YOUR TASK: Find each line with the word "name" and state how many there are, nothing more.

::: INFORMATION SHOWN :::

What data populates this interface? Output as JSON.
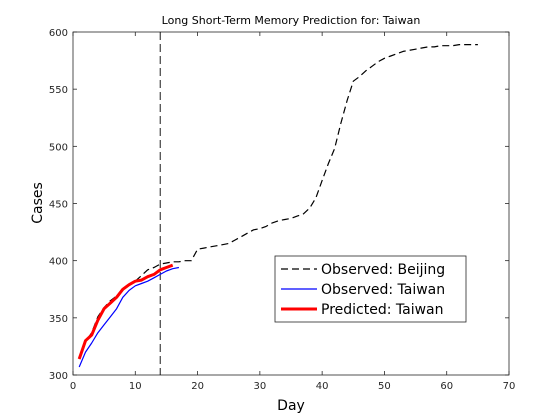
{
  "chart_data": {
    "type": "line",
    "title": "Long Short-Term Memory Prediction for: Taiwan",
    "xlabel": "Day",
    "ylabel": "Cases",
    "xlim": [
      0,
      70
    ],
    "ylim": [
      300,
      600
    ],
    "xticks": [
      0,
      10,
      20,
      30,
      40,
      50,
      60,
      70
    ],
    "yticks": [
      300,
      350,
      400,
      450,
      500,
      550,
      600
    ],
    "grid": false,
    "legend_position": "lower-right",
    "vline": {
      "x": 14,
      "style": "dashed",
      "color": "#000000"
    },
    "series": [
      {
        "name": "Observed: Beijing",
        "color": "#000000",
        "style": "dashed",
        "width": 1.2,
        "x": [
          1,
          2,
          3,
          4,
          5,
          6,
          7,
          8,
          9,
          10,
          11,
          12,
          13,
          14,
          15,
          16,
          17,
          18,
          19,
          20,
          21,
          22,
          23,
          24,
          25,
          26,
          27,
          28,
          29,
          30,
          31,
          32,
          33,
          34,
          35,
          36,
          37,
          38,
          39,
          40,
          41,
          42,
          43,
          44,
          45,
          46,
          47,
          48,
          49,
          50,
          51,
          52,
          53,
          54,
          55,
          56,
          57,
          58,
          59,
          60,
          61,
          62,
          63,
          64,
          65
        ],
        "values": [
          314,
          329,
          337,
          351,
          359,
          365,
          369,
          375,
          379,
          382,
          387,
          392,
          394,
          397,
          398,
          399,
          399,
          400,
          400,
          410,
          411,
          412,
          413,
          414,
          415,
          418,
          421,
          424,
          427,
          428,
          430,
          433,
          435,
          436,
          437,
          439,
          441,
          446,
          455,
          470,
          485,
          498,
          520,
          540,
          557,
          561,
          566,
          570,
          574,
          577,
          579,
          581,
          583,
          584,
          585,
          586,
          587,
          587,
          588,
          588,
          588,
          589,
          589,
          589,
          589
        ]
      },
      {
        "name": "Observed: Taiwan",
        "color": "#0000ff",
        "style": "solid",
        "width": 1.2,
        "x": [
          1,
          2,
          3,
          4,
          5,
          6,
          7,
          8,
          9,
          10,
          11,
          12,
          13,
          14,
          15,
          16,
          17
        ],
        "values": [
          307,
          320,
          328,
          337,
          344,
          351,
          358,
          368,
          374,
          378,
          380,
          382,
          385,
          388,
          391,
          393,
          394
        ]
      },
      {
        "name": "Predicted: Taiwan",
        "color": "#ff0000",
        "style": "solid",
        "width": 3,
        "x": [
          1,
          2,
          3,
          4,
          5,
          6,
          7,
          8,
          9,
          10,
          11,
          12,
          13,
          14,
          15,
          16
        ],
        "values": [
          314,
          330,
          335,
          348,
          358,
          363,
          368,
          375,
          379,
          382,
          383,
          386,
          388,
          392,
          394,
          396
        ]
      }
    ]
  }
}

:::

EXERCISE RESULT: 3